_Exercise brief_
Make an exact copy of the entries below with the pictures removed.

****

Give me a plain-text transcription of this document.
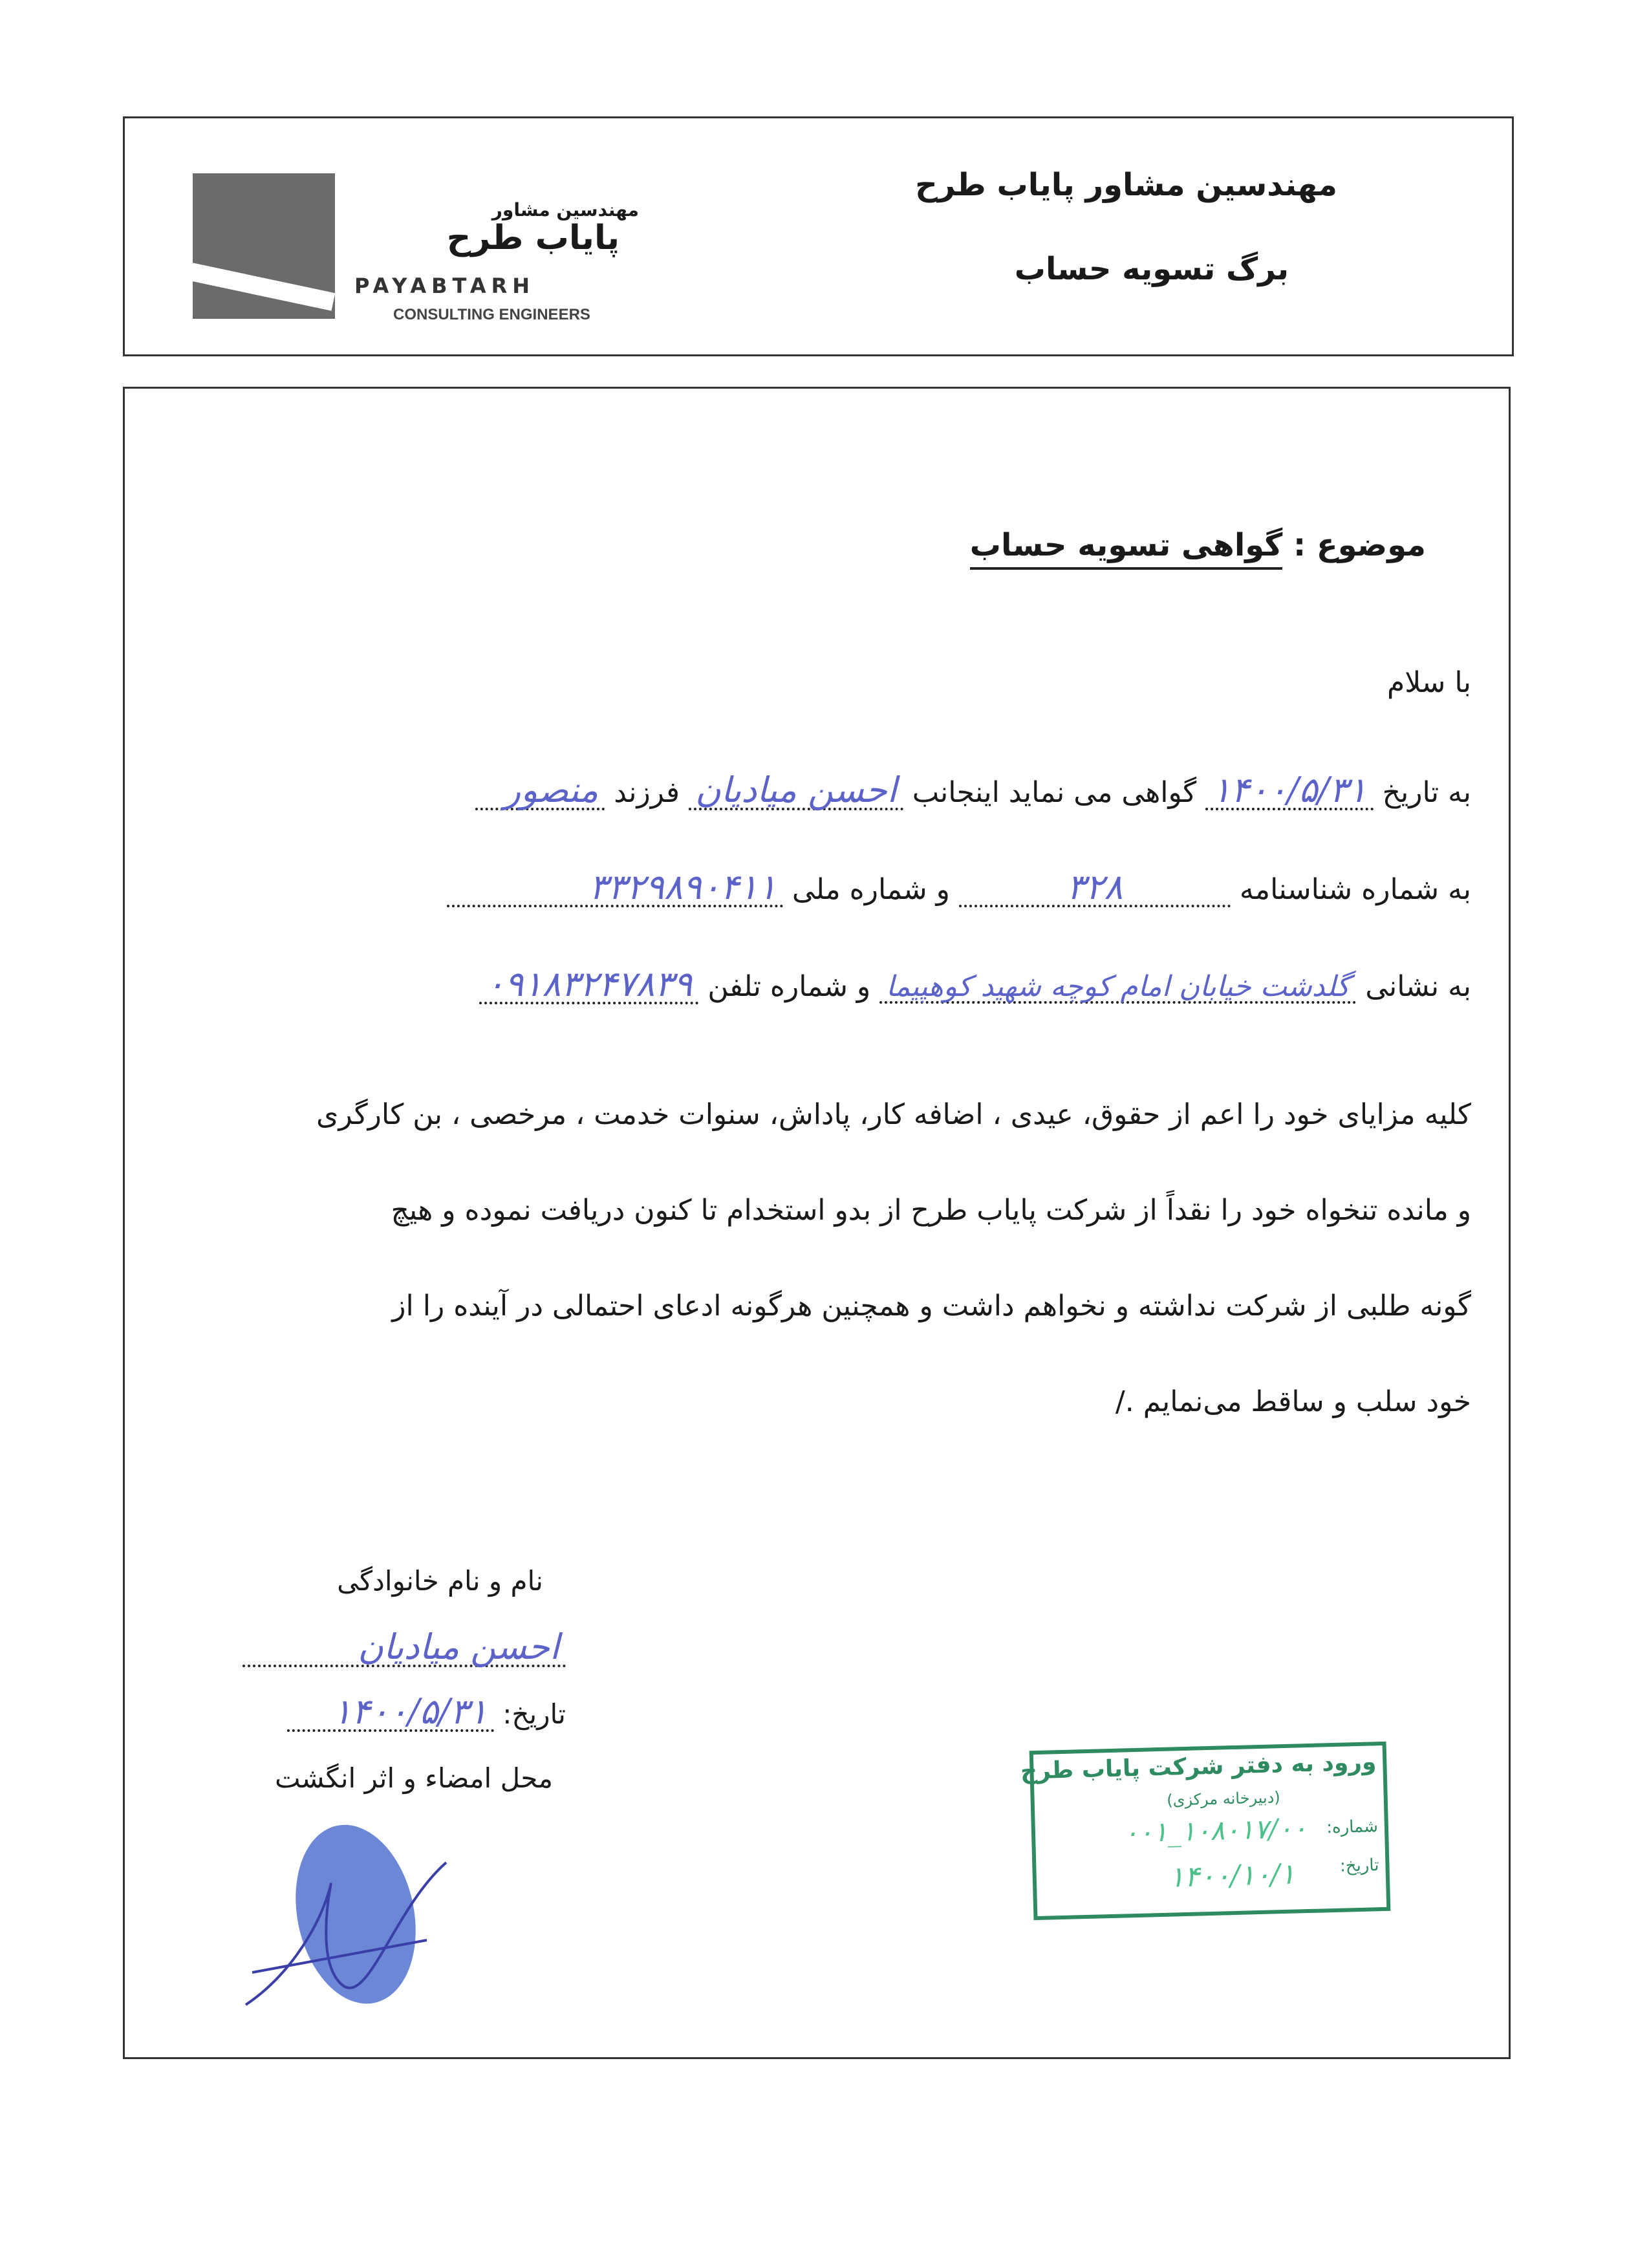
مهندسین مشاور
پایاب طرح
PAYABTARH
CONSULTING ENGINEERS
مهندسین مشاور پایاب طرح
برگ تسویه حساب
موضوع : گواهی تسویه حساب
با سلام
به تاریخ ۱۴۰۰/۵/۳۱ گواهی می نماید اینجانب احسن میادیان فرزند منصور
به شماره شناسنامه ۳۲۸ و شماره ملی ۳۳۲۹۸۹۰۴۱۱
به نشانی گلدشت خیابان امام کوچه شهید کوهپیما و شماره تلفن ۰۹۱۸۳۲۴۷۸۳۹
کلیه مزایای خود را اعم از حقوق، عیدی ، اضافه کار، پاداش، سنوات خدمت ، مرخصی ، بن کارگری
و مانده تنخواه خود را نقداً از شرکت پایاب طرح از بدو استخدام تا کنون دریافت نموده و هیچ
گونه طلبی از شرکت نداشته و نخواهم داشت و همچنین هرگونه ادعای احتمالی در آینده را از
خود سلب و ساقط می‌نمایم ./
نام و نام خانوادگی
احسن میادیان
تاریخ: ۱۴۰۰/۵/۳۱
محل امضاء و اثر انگشت	ورود به دفتر شرکت پایاب طرح
(دبیرخانه مرکزی)
شماره:
۱۰۸۰۱۷/۰۰_۰۰۱
تاریخ:
۱۴۰۰/۱۰/۱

****

_Complete response_
Give me a plain-text transcription of this document.
مهندسین مشاور
پایاب طرح
PAYABTARH
CONSULTING ENGINEERS
مهندسین مشاور پایاب طرح
برگ تسویه حساب
موضوع : گواهی تسویه حساب
با سلام
به تاریخ ۱۴۰۰/۵/۳۱ گواهی می نماید اینجانب احسن میادیان فرزند منصور
به شماره شناسنامه ۳۲۸ و شماره ملی ۳۳۲۹۸۹۰۴۱۱
به نشانی گلدشت خیابان امام کوچه شهید کوهپیما و شماره تلفن ۰۹۱۸۳۲۴۷۸۳۹
کلیه مزایای خود را اعم از حقوق، عیدی ، اضافه کار، پاداش، سنوات خدمت ، مرخصی ، بن کارگری
و مانده تنخواه خود را نقداً از شرکت پایاب طرح از بدو استخدام تا کنون دریافت نموده و هیچ
گونه طلبی از شرکت نداشته و نخواهم داشت و همچنین هرگونه ادعای احتمالی در آینده را از
خود سلب و ساقط می‌نمایم ./
نام و نام خانوادگی
احسن میادیان
تاریخ: ۱۴۰۰/۵/۳۱
محل امضاء و اثر انگشت	ورود به دفتر شرکت پایاب طرح
(دبیرخانه مرکزی)
شماره:
۱۰۸۰۱۷/۰۰_۰۰۱
تاریخ:
۱۴۰۰/۱۰/۱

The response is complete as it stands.